Short task:
Gather up every line that includes the string "JSON".

********************

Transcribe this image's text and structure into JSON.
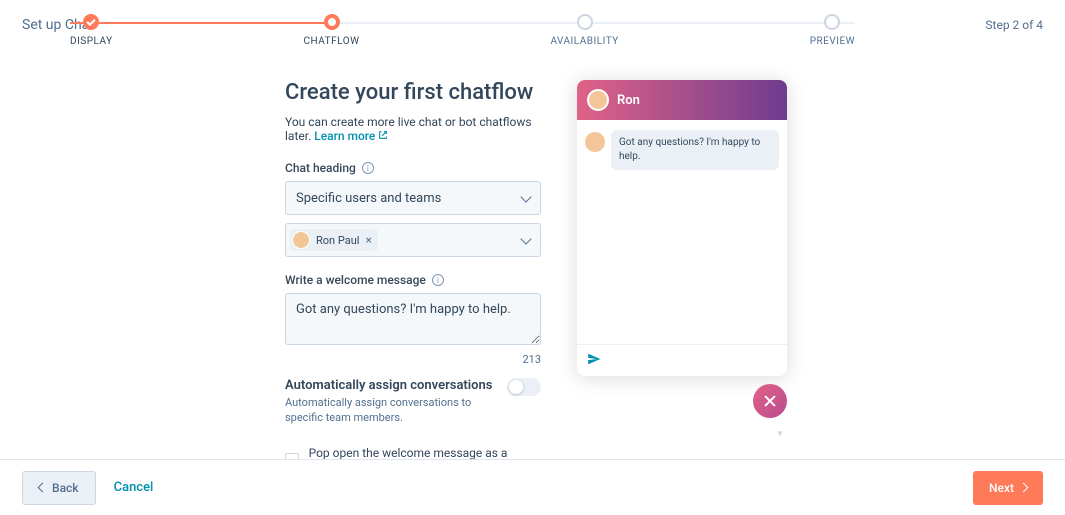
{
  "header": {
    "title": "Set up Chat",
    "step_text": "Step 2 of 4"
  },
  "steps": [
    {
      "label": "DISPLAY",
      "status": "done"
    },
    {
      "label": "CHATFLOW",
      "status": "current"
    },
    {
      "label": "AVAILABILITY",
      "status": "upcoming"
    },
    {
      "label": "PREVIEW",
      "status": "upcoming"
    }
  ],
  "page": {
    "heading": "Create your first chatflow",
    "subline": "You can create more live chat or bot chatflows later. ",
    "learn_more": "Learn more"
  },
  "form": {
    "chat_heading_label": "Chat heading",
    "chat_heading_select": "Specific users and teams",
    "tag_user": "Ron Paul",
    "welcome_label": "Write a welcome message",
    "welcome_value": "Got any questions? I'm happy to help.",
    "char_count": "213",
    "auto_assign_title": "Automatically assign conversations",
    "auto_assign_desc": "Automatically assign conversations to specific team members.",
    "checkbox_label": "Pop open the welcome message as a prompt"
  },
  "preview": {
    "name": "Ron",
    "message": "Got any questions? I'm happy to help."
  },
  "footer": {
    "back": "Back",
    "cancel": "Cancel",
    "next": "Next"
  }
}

********************

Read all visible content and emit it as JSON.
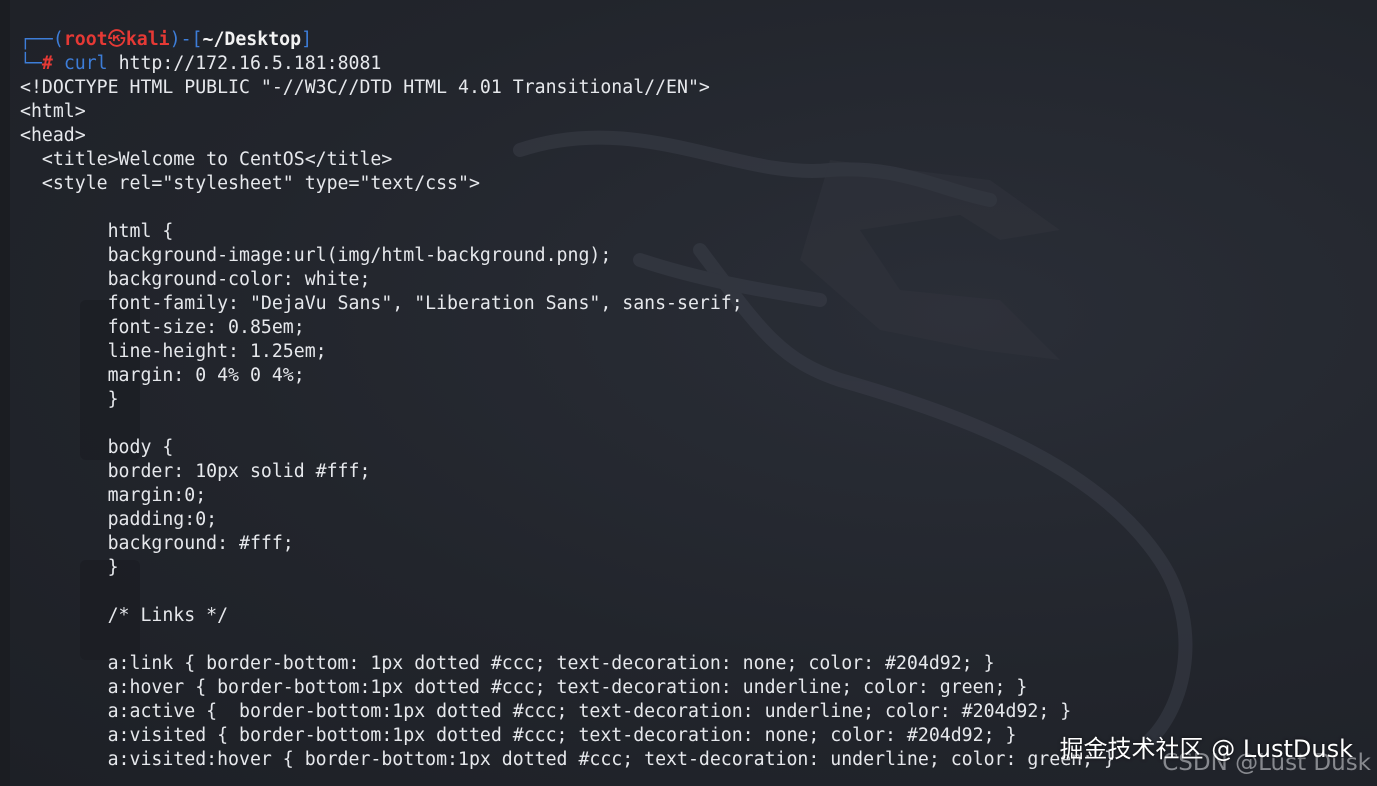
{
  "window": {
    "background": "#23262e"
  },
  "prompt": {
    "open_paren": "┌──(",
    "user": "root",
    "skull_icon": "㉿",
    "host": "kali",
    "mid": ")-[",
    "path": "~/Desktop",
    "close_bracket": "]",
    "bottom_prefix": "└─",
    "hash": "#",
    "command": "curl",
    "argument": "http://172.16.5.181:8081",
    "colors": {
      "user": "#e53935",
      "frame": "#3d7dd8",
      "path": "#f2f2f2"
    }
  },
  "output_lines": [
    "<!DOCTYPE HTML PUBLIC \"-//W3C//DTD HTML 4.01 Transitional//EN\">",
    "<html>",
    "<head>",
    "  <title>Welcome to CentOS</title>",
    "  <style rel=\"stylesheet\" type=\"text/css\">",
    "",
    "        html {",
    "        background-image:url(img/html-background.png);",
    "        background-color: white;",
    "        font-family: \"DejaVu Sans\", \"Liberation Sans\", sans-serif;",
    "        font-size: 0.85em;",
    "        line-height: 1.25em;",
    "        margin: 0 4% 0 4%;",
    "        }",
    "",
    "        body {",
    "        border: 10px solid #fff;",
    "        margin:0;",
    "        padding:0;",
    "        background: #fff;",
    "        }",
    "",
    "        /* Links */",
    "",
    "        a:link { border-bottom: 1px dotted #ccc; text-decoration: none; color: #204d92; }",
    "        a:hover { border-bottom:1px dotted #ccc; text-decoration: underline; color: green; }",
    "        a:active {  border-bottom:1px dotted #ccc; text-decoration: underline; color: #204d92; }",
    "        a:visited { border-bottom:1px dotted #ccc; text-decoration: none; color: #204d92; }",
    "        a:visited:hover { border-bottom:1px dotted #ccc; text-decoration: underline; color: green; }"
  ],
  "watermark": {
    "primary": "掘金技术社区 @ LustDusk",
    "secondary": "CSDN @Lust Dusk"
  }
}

********************

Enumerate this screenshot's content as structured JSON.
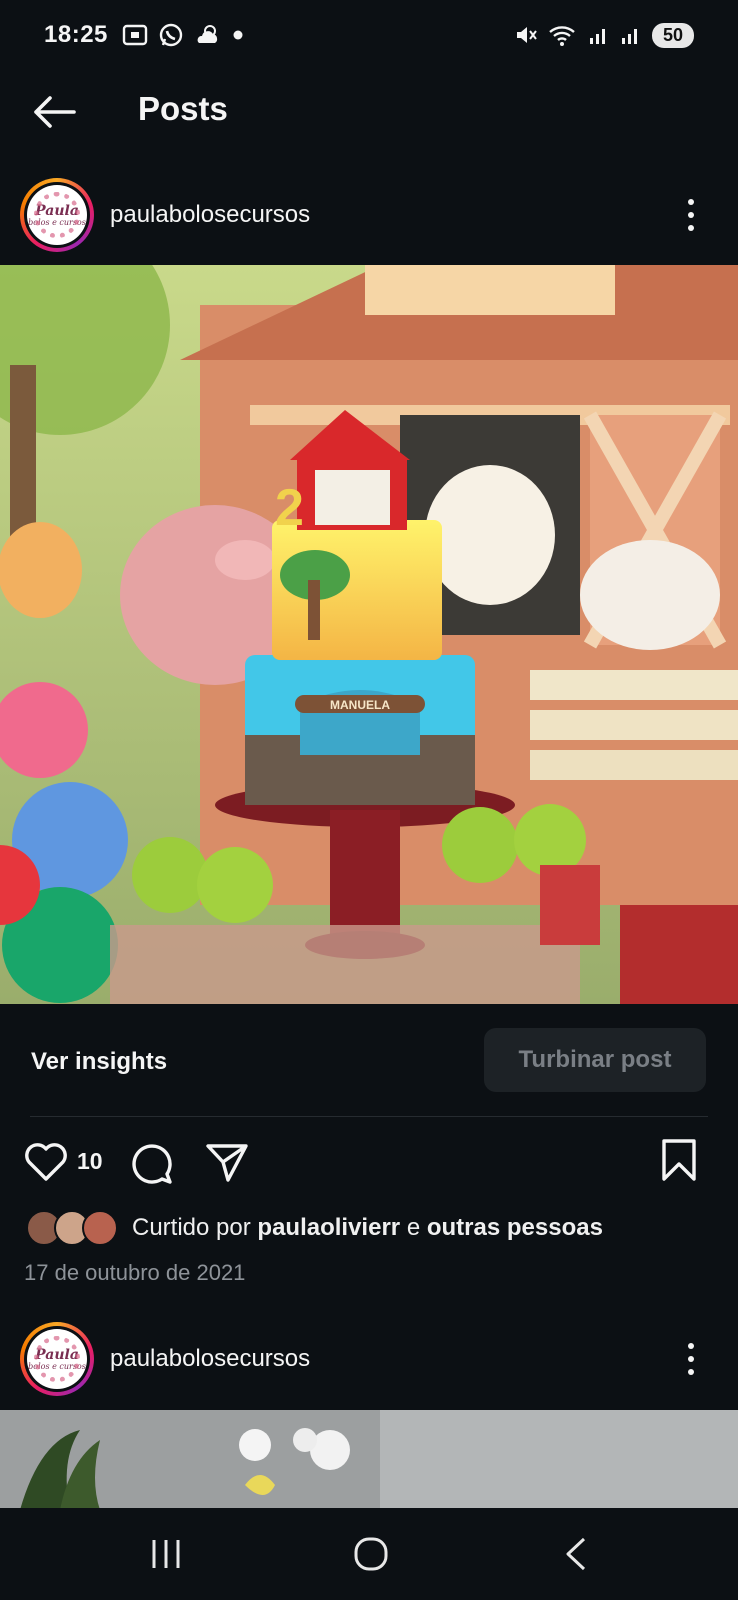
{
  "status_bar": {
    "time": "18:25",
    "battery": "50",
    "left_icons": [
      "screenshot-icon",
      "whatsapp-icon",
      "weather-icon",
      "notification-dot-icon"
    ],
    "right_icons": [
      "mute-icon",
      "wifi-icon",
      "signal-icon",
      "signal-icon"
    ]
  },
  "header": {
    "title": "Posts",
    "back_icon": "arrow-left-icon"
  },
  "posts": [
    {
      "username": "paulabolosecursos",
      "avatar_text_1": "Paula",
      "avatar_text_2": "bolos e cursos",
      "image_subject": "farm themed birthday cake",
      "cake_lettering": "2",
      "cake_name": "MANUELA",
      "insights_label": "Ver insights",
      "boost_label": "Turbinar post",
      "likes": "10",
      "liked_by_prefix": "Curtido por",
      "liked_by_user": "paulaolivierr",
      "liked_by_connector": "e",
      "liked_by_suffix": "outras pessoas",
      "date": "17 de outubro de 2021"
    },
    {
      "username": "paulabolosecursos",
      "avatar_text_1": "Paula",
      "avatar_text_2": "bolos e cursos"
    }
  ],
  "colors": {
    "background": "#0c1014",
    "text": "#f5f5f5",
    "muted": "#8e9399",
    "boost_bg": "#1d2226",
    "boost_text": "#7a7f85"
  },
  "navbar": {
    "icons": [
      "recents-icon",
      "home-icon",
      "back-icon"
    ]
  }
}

********************

Task answer:
Transcribe this image's text and structure into JSON.
Read all visible content and emit it as JSON.
Enumerate this screenshot's content as structured JSON.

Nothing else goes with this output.